# [Records from a data source]
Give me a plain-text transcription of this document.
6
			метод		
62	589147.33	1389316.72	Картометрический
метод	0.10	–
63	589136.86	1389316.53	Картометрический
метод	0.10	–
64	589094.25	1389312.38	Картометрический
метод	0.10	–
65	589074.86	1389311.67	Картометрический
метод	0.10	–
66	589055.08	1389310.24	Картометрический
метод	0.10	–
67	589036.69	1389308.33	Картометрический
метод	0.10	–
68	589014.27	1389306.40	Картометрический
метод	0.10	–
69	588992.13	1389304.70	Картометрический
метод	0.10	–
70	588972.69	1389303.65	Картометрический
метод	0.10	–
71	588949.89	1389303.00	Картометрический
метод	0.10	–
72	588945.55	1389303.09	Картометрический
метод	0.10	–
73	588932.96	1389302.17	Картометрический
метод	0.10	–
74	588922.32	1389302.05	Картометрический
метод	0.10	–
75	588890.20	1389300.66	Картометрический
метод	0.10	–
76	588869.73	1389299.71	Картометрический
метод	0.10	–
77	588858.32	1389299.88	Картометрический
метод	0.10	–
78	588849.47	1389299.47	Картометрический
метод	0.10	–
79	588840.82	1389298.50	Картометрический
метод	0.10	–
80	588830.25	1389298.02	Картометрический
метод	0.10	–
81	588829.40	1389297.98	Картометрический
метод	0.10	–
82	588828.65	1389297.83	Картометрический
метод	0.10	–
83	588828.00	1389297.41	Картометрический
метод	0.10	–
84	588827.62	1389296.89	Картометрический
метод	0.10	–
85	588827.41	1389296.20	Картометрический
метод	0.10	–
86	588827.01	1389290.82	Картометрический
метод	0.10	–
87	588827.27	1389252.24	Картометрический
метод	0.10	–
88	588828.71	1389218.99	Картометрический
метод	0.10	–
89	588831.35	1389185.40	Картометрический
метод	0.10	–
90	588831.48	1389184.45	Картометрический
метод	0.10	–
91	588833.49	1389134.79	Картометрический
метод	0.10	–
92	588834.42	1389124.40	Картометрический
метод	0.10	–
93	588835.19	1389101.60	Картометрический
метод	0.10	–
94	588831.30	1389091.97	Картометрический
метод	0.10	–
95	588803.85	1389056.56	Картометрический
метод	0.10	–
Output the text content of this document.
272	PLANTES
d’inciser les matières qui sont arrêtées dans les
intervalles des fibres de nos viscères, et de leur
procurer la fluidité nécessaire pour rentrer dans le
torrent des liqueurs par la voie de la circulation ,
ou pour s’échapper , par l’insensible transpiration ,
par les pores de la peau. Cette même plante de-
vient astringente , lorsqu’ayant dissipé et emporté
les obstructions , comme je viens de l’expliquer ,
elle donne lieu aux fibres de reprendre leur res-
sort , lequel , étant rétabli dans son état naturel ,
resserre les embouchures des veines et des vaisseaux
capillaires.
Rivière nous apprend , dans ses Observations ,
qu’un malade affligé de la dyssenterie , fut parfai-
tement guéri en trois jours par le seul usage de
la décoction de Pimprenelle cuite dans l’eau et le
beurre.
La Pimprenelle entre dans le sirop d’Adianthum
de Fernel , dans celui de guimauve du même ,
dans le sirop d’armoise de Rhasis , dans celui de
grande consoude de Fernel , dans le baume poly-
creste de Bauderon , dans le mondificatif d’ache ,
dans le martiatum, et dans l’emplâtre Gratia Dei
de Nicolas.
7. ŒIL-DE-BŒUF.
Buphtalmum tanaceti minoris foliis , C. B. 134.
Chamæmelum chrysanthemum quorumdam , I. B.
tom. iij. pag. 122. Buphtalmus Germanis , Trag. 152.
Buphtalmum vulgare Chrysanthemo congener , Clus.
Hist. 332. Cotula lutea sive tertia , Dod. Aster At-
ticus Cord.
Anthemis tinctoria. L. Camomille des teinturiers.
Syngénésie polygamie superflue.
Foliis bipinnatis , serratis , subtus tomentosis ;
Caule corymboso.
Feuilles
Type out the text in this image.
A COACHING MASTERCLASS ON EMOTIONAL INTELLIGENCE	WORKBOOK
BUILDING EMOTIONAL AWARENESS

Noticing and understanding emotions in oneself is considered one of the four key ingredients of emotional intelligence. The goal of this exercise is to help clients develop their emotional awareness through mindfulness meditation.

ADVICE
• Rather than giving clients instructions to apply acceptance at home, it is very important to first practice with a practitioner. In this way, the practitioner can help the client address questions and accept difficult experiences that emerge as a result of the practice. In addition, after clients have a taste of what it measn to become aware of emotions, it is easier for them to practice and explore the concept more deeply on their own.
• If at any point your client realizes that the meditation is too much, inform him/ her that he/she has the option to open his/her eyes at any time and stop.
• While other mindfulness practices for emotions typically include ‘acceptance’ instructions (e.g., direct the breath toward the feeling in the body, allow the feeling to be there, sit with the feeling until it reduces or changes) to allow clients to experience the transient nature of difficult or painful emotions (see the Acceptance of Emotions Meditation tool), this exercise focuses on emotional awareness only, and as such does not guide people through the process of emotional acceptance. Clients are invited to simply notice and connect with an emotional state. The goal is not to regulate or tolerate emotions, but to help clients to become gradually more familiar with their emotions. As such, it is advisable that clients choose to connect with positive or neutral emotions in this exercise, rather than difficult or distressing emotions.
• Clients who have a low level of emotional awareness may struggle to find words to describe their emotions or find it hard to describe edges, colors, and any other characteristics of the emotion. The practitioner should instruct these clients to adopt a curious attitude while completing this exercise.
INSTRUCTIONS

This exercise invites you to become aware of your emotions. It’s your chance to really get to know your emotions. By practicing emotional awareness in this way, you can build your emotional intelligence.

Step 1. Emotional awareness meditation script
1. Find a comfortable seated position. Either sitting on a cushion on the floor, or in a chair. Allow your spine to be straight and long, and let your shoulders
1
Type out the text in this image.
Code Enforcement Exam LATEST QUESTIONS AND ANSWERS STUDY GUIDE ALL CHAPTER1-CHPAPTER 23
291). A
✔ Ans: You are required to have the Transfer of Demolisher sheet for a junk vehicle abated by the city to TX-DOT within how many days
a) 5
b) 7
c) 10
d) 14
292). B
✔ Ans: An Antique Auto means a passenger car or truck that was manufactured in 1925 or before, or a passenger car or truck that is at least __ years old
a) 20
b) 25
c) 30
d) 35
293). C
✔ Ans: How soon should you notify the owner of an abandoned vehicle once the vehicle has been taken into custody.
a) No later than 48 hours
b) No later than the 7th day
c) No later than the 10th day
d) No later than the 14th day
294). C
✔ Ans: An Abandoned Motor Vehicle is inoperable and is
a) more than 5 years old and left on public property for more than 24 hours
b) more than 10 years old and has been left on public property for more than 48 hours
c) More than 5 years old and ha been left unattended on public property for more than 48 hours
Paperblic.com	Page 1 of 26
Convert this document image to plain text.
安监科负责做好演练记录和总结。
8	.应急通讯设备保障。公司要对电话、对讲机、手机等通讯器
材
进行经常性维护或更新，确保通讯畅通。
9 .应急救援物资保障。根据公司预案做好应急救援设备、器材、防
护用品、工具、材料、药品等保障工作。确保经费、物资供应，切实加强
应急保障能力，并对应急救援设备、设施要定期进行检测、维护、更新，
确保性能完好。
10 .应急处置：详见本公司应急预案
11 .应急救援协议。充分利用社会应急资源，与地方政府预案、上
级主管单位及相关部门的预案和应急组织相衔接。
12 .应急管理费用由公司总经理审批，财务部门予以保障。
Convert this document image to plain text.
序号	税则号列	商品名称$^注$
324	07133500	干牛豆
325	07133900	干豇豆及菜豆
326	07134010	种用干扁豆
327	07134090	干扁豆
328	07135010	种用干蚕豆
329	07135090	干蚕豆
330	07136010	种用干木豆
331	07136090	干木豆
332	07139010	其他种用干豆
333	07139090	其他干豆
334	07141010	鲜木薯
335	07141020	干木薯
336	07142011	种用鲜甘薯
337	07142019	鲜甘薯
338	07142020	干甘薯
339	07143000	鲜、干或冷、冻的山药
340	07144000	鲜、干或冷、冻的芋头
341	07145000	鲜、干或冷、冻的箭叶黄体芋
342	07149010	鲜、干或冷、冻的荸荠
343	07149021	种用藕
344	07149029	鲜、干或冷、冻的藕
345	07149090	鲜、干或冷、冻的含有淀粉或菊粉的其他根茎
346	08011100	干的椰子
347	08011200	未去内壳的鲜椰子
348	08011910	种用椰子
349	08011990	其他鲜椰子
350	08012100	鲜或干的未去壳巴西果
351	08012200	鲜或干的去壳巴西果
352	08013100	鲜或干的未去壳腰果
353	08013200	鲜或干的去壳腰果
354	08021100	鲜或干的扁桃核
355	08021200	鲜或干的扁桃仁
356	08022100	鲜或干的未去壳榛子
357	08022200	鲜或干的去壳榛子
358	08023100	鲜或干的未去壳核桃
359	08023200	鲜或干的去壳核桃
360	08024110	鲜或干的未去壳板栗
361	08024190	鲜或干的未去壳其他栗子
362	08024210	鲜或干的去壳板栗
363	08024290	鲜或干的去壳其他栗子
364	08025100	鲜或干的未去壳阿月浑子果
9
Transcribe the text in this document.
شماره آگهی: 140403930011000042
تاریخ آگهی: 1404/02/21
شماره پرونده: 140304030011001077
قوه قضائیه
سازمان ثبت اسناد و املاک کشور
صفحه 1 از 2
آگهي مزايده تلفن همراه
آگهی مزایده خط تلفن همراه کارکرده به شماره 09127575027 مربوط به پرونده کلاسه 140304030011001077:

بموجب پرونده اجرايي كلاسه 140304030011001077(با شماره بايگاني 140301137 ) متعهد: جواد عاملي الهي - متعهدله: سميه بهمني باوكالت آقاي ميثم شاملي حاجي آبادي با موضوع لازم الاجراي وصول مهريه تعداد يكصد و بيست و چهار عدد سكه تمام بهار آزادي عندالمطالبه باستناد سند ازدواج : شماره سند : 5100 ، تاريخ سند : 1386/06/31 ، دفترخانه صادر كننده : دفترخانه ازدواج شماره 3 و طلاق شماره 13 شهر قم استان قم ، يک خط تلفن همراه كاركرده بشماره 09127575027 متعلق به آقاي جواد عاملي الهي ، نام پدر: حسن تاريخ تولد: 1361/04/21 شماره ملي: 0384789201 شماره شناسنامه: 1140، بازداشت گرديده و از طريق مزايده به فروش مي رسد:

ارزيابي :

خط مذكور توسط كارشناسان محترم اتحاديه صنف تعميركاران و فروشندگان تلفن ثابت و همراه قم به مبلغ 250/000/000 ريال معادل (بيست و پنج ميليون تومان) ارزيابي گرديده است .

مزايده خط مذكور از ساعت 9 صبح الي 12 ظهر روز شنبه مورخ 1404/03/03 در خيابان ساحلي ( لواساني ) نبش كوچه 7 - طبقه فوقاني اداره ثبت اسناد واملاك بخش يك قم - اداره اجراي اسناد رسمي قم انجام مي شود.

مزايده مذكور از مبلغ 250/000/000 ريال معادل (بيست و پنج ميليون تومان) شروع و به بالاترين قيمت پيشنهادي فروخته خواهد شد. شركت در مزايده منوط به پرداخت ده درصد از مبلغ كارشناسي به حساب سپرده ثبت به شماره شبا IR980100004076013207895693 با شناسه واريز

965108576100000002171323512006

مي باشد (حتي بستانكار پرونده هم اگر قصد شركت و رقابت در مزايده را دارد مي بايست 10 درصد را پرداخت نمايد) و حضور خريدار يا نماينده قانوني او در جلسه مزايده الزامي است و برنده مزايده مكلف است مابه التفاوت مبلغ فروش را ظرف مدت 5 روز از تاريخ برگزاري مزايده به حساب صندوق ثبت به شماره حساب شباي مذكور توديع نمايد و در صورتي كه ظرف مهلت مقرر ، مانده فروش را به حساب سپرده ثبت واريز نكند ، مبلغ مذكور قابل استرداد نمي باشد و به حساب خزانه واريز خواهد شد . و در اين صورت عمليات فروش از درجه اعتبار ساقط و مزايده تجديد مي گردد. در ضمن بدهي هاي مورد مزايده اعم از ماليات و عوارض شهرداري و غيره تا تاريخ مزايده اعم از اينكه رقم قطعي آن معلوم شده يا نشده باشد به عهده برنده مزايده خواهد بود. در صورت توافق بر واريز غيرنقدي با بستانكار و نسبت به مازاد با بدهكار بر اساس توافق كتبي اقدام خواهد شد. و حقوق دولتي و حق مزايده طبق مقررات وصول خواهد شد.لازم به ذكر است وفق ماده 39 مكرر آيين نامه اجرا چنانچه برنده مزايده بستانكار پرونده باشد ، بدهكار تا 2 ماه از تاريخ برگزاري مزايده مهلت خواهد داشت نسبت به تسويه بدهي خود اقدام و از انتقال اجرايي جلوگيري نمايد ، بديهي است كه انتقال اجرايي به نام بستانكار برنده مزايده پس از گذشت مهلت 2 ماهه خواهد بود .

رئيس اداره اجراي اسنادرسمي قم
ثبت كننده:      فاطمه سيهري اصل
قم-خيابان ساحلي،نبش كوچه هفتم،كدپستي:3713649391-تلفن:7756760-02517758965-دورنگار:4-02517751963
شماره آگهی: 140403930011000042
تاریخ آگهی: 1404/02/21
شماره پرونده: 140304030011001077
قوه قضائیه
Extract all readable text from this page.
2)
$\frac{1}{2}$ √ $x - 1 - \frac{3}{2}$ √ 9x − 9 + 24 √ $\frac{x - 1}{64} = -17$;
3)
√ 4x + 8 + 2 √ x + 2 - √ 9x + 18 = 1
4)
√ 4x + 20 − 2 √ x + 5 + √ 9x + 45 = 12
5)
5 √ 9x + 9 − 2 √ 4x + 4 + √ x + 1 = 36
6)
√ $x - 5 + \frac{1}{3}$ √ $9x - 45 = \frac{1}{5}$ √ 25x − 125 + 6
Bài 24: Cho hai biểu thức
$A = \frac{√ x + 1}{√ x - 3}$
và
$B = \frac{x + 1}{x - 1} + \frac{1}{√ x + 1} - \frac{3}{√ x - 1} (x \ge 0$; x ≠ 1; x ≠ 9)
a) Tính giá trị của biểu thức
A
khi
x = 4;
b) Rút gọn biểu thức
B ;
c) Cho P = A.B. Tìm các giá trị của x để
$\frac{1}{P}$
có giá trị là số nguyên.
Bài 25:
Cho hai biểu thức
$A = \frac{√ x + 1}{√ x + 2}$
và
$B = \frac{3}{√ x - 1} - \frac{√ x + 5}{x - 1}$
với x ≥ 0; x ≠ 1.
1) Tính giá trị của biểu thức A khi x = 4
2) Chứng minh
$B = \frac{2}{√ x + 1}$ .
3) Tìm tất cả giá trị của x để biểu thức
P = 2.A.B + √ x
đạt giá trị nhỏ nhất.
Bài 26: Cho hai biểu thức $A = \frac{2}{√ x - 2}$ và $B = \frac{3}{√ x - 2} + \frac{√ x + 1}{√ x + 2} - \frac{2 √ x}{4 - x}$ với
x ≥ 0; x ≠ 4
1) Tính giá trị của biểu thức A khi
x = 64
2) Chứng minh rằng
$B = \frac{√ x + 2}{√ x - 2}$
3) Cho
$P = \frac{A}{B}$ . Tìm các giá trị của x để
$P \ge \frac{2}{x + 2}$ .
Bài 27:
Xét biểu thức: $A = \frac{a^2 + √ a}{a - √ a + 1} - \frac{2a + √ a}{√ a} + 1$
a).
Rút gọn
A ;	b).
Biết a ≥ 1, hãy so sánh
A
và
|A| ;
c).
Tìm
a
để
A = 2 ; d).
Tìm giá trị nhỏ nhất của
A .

# [PROBLEM DESCRIPTION]
Report how many lines of the data hold the string "biểu"; give only the number.

# [OUTPUT OF THE TASK]
9